Requirement: Write out the material exactly, with the pictures left out.
======== Material provided ========
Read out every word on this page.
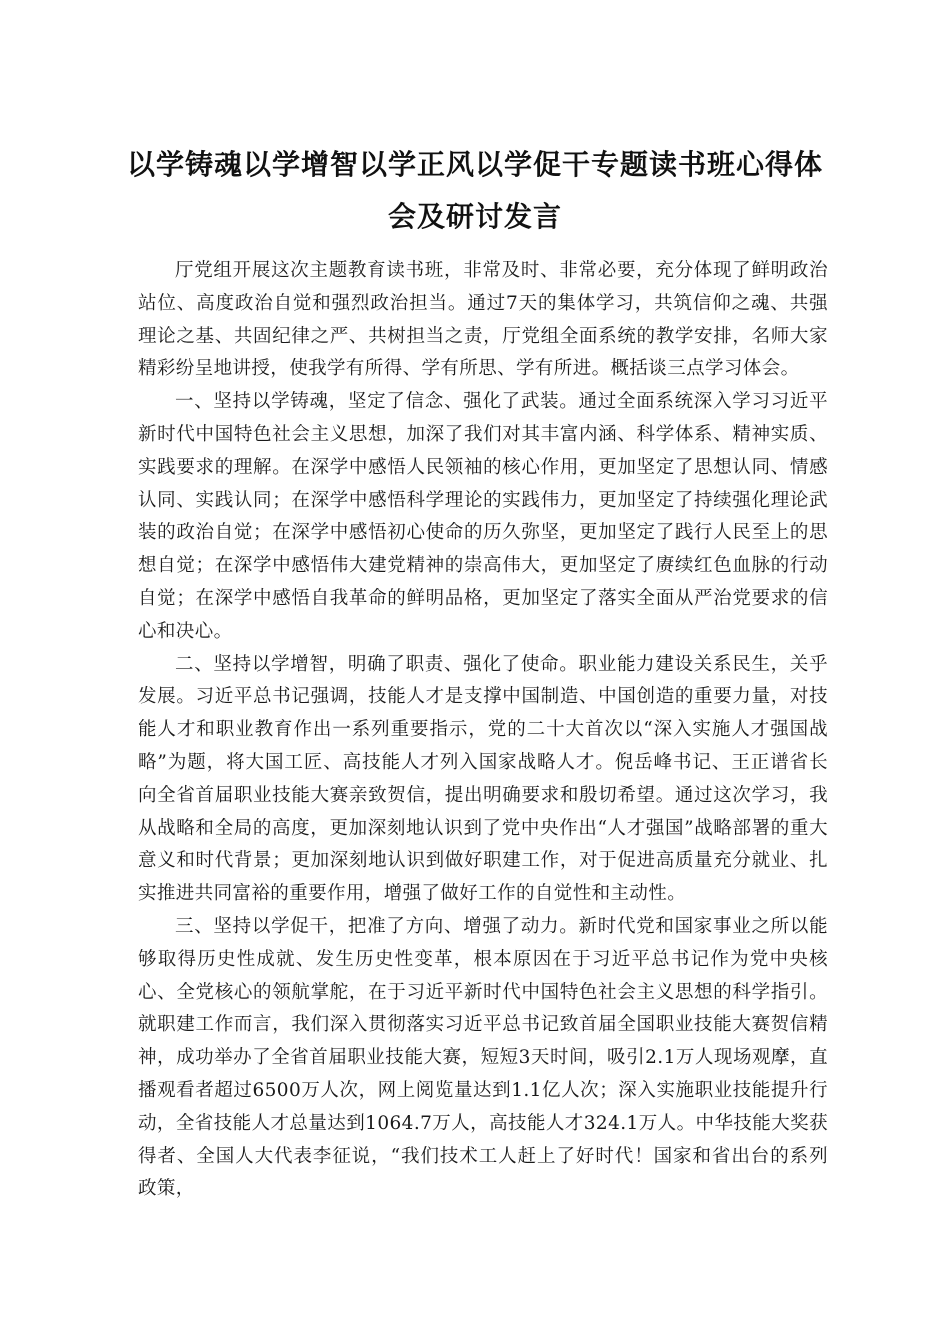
以学铸魂以学增智以学正风以学促干专题读书班心得体会及研讨发言

厅党组开展这次主题教育读书班，非常及时、非常必要，充分体现了鲜明政治站位、高度政治自觉和强烈政治担当。通过7天的集体学习，共筑信仰之魂、共强理论之基、共固纪律之严、共树担当之责，厅党组全面系统的教学安排，名师大家精彩纷呈地讲授，使我学有所得、学有所思、学有所进。概括谈三点学习体会。

一、坚持以学铸魂，坚定了信念、强化了武装。通过全面系统深入学习习近平新时代中国特色社会主义思想，加深了我们对其丰富内涵、科学体系、精神实质、实践要求的理解。在深学中感悟人民领袖的核心作用，更加坚定了思想认同、情感认同、实践认同；在深学中感悟科学理论的实践伟力，更加坚定了持续强化理论武装的政治自觉；在深学中感悟初心使命的历久弥坚，更加坚定了践行人民至上的思想自觉；在深学中感悟伟大建党精神的崇高伟大，更加坚定了赓续红色血脉的行动自觉；在深学中感悟自我革命的鲜明品格，更加坚定了落实全面从严治党要求的信心和决心。

二、坚持以学增智，明确了职责、强化了使命。职业能力建设关系民生，关乎发展。习近平总书记强调，技能人才是支撑中国制造、中国创造的重要力量，对技能人才和职业教育作出一系列重要指示，党的二十大首次以“深入实施人才强国战略”为题，将大国工匠、高技能人才列入国家战略人才。倪岳峰书记、王正谱省长向全省首届职业技能大赛亲致贺信，提出明确要求和殷切希望。通过这次学习，我从战略和全局的高度，更加深刻地认识到了党中央作出“人才强国”战略部署的重大意义和时代背景；更加深刻地认识到做好职建工作，对于促进高质量充分就业、扎实推进共同富裕的重要作用，增强了做好工作的自觉性和主动性。

三、坚持以学促干，把准了方向、增强了动力。新时代党和国家事业之所以能够取得历史性成就、发生历史性变革，根本原因在于习近平总书记作为党中央核心、全党核心的领航掌舵，在于习近平新时代中国特色社会主义思想的科学指引。就职建工作而言，我们深入贯彻落实习近平总书记致首届全国职业技能大赛贺信精神，成功举办了全省首届职业技能大赛，短短3天时间，吸引2.1万人现场观摩，直播观看者超过6500万人次，网上阅览量达到1.1亿人次；深入实施职业技能提升行动，全省技能人才总量达到1064.7万人，高技能人才324.1万人。中华技能大奖获得者、全国人大代表李征说，“我们技术工人赶上了好时代！国家和省出台的系列政策，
========
Expected answer:
Read out every word on this page.
以学铸魂以学增智以学正风以学促干专题读书班心得体会及研讨发言

厅党组开展这次主题教育读书班，非常及时、非常必要，充分体现了鲜明政治站位、高度政治自觉和强烈政治担当。通过7天的集体学习，共筑信仰之魂、共强理论之基、共固纪律之严、共树担当之责，厅党组全面系统的教学安排，名师大家精彩纷呈地讲授，使我学有所得、学有所思、学有所进。概括谈三点学习体会。

一、坚持以学铸魂，坚定了信念、强化了武装。通过全面系统深入学习习近平新时代中国特色社会主义思想，加深了我们对其丰富内涵、科学体系、精神实质、实践要求的理解。在深学中感悟人民领袖的核心作用，更加坚定了思想认同、情感认同、实践认同；在深学中感悟科学理论的实践伟力，更加坚定了持续强化理论武装的政治自觉；在深学中感悟初心使命的历久弥坚，更加坚定了践行人民至上的思想自觉；在深学中感悟伟大建党精神的崇高伟大，更加坚定了赓续红色血脉的行动自觉；在深学中感悟自我革命的鲜明品格，更加坚定了落实全面从严治党要求的信心和决心。

二、坚持以学增智，明确了职责、强化了使命。职业能力建设关系民生，关乎发展。习近平总书记强调，技能人才是支撑中国制造、中国创造的重要力量，对技能人才和职业教育作出一系列重要指示，党的二十大首次以“深入实施人才强国战略”为题，将大国工匠、高技能人才列入国家战略人才。倪岳峰书记、王正谱省长向全省首届职业技能大赛亲致贺信，提出明确要求和殷切希望。通过这次学习，我从战略和全局的高度，更加深刻地认识到了党中央作出“人才强国”战略部署的重大意义和时代背景；更加深刻地认识到做好职建工作，对于促进高质量充分就业、扎实推进共同富裕的重要作用，增强了做好工作的自觉性和主动性。

三、坚持以学促干，把准了方向、增强了动力。新时代党和国家事业之所以能够取得历史性成就、发生历史性变革，根本原因在于习近平总书记作为党中央核心、全党核心的领航掌舵，在于习近平新时代中国特色社会主义思想的科学指引。就职建工作而言，我们深入贯彻落实习近平总书记致首届全国职业技能大赛贺信精神，成功举办了全省首届职业技能大赛，短短3天时间，吸引2.1万人现场观摩，直播观看者超过6500万人次，网上阅览量达到1.1亿人次；深入实施职业技能提升行动，全省技能人才总量达到1064.7万人，高技能人才324.1万人。中华技能大奖获得者、全国人大代表李征说，“我们技术工人赶上了好时代！国家和省出台的系列政策，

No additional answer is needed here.